--- Begin Given records ---

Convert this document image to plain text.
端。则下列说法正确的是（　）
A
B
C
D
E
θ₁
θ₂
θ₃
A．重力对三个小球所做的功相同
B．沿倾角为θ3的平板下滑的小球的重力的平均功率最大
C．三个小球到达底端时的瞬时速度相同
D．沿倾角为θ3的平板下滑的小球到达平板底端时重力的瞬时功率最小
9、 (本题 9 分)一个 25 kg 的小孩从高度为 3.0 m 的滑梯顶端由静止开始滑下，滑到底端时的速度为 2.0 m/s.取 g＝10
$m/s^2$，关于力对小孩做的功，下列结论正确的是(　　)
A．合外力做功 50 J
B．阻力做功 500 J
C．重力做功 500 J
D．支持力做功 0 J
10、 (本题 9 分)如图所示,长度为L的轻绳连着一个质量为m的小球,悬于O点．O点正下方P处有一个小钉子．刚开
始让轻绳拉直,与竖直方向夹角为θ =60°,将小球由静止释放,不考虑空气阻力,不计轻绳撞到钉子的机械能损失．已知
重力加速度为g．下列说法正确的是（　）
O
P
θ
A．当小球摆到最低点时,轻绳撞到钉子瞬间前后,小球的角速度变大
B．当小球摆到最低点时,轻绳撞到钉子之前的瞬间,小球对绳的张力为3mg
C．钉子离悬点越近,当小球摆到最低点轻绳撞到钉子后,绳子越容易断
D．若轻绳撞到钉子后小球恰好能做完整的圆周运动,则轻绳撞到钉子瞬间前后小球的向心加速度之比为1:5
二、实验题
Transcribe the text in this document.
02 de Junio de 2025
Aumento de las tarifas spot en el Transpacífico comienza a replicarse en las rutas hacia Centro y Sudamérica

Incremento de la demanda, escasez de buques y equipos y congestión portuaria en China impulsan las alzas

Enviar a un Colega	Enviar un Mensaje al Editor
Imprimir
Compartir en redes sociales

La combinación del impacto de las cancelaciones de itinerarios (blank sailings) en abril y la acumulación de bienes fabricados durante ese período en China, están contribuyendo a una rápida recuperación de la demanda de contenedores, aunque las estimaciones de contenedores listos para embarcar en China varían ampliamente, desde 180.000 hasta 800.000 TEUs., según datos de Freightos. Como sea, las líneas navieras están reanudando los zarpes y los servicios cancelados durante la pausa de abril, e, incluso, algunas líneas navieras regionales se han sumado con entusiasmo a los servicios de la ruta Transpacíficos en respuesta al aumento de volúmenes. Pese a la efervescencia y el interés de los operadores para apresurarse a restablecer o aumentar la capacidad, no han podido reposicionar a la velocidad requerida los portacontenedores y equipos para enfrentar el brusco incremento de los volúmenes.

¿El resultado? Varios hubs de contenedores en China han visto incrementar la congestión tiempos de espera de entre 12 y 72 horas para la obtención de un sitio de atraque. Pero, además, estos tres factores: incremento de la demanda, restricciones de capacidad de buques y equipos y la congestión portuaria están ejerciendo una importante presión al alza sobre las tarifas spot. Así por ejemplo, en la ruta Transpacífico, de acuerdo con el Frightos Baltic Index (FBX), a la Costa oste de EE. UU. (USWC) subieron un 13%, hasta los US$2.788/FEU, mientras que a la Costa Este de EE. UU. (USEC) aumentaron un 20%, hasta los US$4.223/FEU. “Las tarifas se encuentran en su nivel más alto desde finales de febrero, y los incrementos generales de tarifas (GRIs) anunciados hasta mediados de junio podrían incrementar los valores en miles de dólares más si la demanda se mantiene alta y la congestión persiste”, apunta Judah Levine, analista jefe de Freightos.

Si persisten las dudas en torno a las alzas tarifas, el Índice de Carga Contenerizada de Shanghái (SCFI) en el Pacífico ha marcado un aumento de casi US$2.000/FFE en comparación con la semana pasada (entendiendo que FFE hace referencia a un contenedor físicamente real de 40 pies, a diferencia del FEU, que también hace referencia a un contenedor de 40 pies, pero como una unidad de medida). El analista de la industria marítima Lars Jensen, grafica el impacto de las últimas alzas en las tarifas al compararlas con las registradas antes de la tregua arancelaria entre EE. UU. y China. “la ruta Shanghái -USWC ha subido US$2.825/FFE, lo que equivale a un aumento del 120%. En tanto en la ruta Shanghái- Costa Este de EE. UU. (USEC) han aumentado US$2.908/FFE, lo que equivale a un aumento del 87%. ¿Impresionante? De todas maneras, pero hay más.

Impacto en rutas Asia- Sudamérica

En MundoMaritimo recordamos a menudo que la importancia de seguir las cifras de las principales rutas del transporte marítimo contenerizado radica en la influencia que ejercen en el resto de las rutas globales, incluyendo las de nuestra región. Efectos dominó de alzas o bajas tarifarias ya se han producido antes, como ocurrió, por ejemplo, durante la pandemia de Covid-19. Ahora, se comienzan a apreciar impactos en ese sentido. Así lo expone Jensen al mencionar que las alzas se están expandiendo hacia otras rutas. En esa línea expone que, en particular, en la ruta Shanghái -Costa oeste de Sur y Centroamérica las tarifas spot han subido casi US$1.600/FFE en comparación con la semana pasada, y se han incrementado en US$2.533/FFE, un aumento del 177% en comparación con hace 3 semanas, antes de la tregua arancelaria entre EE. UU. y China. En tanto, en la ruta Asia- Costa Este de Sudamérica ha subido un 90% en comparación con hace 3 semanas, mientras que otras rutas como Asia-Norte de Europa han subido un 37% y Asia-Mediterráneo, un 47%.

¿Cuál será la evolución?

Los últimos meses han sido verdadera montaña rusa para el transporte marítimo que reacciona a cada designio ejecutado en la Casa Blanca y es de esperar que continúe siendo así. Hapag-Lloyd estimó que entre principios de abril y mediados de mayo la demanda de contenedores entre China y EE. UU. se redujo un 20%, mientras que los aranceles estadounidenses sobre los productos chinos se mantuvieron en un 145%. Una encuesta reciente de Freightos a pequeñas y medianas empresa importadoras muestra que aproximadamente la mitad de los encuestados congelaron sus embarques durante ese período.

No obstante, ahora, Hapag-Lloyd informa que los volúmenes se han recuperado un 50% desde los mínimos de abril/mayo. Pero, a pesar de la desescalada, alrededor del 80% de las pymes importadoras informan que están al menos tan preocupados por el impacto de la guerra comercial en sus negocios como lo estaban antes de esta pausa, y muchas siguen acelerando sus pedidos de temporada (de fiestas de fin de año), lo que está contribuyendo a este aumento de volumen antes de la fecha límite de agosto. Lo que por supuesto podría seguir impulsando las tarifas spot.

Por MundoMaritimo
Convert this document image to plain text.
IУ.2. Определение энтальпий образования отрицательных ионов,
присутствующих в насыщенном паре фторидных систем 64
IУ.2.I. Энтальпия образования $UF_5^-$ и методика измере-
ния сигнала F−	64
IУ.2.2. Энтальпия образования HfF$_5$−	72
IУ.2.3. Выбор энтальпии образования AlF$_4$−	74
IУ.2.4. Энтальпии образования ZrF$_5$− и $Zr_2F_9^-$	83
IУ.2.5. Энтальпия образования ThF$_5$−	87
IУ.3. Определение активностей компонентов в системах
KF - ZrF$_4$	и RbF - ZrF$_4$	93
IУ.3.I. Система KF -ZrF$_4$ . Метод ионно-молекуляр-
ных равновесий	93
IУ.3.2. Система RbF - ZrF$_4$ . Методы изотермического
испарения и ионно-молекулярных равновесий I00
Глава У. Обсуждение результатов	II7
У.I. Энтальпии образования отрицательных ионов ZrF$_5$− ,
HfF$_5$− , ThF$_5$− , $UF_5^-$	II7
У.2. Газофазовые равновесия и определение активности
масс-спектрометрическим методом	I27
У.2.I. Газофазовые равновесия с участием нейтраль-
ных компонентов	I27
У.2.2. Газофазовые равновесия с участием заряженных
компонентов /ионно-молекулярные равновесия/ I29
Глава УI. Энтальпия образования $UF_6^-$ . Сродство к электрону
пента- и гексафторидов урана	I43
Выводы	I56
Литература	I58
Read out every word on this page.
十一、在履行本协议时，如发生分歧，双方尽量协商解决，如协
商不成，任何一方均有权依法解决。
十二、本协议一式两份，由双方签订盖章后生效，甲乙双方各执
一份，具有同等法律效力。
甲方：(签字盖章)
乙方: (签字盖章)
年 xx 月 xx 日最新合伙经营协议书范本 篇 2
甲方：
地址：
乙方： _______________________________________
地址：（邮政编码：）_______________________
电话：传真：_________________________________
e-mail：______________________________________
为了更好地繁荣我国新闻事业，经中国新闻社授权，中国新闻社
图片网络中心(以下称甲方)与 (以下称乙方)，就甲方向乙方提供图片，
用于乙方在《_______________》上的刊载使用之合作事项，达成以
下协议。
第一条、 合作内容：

--- End Given records ---

» Exercise goal:
Review the material and copy each line in which the word "ионно" appears.

» Reply to the exercise:
IУ.3.I. Система KF -ZrF$_4$ . Метод ионно-молекуляр-
испарения и ионно-молекулярных равновесий I00
компонентов /ионно-молекулярные равновесия/ I29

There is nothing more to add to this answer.